(Stored data entries)

++++++++++

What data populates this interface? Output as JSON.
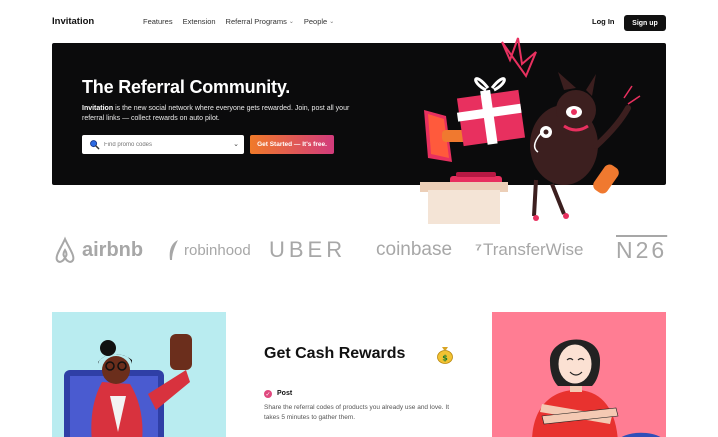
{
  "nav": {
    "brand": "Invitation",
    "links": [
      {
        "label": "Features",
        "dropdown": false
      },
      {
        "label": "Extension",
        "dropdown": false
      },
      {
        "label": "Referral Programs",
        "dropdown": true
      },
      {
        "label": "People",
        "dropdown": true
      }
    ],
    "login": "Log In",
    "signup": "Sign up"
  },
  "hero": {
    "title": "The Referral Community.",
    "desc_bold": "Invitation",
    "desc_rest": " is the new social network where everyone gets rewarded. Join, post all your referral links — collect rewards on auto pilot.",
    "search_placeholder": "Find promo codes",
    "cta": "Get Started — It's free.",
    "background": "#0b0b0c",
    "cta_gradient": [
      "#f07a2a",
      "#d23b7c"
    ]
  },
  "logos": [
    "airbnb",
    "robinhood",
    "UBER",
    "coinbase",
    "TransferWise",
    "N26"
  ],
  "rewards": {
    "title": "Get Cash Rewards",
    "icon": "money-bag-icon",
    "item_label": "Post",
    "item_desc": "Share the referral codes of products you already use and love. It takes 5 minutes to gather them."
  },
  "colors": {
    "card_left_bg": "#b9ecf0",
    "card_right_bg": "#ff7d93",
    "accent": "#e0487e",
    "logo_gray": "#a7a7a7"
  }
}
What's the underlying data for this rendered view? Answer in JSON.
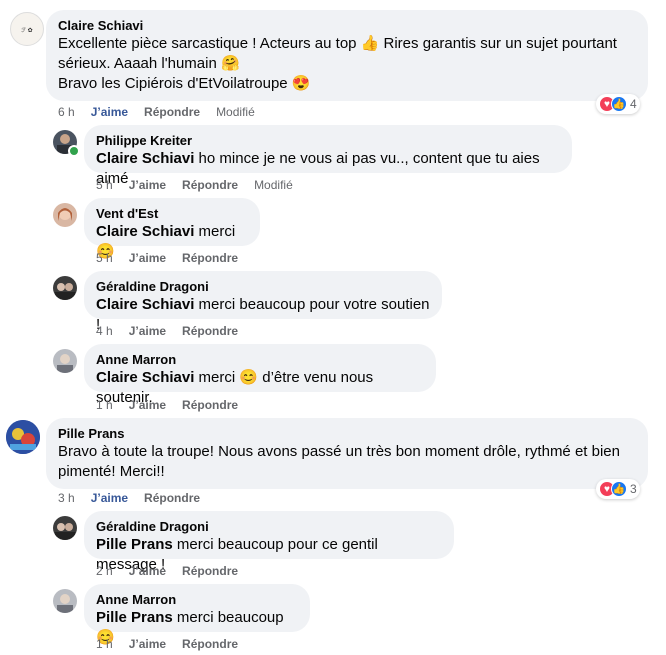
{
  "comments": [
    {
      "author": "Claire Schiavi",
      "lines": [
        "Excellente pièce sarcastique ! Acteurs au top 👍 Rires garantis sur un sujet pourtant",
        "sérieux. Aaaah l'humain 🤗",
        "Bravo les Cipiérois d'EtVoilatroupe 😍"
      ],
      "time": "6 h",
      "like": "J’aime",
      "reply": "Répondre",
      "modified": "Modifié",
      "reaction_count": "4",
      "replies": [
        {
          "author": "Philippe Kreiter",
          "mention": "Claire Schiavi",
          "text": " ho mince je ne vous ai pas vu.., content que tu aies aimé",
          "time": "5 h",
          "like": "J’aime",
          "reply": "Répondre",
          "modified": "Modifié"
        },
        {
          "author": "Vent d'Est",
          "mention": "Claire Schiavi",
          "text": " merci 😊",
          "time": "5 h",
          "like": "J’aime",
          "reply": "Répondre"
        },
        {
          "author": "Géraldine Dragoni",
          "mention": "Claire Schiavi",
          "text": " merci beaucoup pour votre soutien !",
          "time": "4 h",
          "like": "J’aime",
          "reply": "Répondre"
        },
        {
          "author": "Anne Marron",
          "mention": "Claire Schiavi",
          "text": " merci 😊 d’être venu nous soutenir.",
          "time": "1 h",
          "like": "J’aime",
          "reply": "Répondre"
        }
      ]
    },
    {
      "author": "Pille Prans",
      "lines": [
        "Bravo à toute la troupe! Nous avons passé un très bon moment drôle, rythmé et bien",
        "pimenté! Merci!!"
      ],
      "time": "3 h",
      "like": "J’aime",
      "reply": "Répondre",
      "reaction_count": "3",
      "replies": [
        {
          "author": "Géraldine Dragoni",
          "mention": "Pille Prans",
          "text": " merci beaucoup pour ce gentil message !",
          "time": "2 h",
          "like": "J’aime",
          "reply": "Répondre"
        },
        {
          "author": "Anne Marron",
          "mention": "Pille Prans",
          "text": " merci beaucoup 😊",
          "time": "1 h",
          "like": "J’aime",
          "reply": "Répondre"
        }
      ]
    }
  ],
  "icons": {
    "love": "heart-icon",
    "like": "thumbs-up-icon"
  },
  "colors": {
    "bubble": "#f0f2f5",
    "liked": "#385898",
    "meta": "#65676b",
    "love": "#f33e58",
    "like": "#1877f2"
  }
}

++++++++++

GIVEN REQUEST:
Reproduce the whole listing exactly, but not the images in it.

SOLUTION TO THIS TASK:
What data populates this interface? Output as JSON.
{
  "nav": {
    "brand": "Invitation",
    "links": [
      {
        "label": "Features",
        "dropdown": false
      },
      {
        "label": "Extension",
        "dropdown": false
      },
      {
        "label": "Referral Programs",
        "dropdown": true
      },
      {
        "label": "People",
        "dropdown": true
      }
    ],
    "login": "Log In",
    "signup": "Sign up"
  },
  "hero": {
    "title": "The Referral Community.",
    "desc_bold": "Invitation",
    "desc_rest": " is the new social network where everyone gets rewarded. Join, post all your referral links — collect rewards on auto pilot.",
    "search_placeholder": "Find promo codes",
    "cta": "Get Started — It's free.",
    "background": "#0b0b0c",
    "cta_gradient": [
      "#f07a2a",
      "#d23b7c"
    ]
  },
  "logos": [
    "airbnb",
    "robinhood",
    "UBER",
    "coinbase",
    "TransferWise",
    "N26"
  ],
  "rewards": {
    "title": "Get Cash Rewards",
    "icon": "money-bag-icon",
    "item_label": "Post",
    "item_desc": "Share the referral codes of products you already use and love. It takes 5 minutes to gather them."
  },
  "colors": {
    "card_left_bg": "#b9ecf0",
    "card_right_bg": "#ff7d93",
    "accent": "#e0487e",
    "logo_gray": "#a7a7a7"
  }
}
What's the underlying data for this rendered view? Answer in JSON.
{
  "comments": [
    {
      "author": "Claire Schiavi",
      "lines": [
        "Excellente pièce sarcastique ! Acteurs au top 👍 Rires garantis sur un sujet pourtant",
        "sérieux. Aaaah l'humain 🤗",
        "Bravo les Cipiérois d'EtVoilatroupe 😍"
      ],
      "time": "6 h",
      "like": "J’aime",
      "reply": "Répondre",
      "modified": "Modifié",
      "reaction_count": "4",
      "replies": [
        {
          "author": "Philippe Kreiter",
          "mention": "Claire Schiavi",
          "text": " ho mince je ne vous ai pas vu.., content que tu aies aimé",
          "time": "5 h",
          "like": "J’aime",
          "reply": "Répondre",
          "modified": "Modifié"
        },
        {
          "author": "Vent d'Est",
          "mention": "Claire Schiavi",
          "text": " merci 😊",
          "time": "5 h",
          "like": "J’aime",
          "reply": "Répondre"
        },
        {
          "author": "Géraldine Dragoni",
          "mention": "Claire Schiavi",
          "text": " merci beaucoup pour votre soutien !",
          "time": "4 h",
          "like": "J’aime",
          "reply": "Répondre"
        },
        {
          "author": "Anne Marron",
          "mention": "Claire Schiavi",
          "text": " merci 😊 d’être venu nous soutenir.",
          "time": "1 h",
          "like": "J’aime",
          "reply": "Répondre"
        }
      ]
    },
    {
      "author": "Pille Prans",
      "lines": [
        "Bravo à toute la troupe! Nous avons passé un très bon moment drôle, rythmé et bien",
        "pimenté! Merci!!"
      ],
      "time": "3 h",
      "like": "J’aime",
      "reply": "Répondre",
      "reaction_count": "3",
      "replies": [
        {
          "author": "Géraldine Dragoni",
          "mention": "Pille Prans",
          "text": " merci beaucoup pour ce gentil message !",
          "time": "2 h",
          "like": "J’aime",
          "reply": "Répondre"
        },
        {
          "author": "Anne Marron",
          "mention": "Pille Prans",
          "text": " merci beaucoup 😊",
          "time": "1 h",
          "like": "J’aime",
          "reply": "Répondre"
        }
      ]
    }
  ],
  "icons": {
    "love": "heart-icon",
    "like": "thumbs-up-icon"
  },
  "colors": {
    "bubble": "#f0f2f5",
    "liked": "#385898",
    "meta": "#65676b",
    "love": "#f33e58",
    "like": "#1877f2"
  }
}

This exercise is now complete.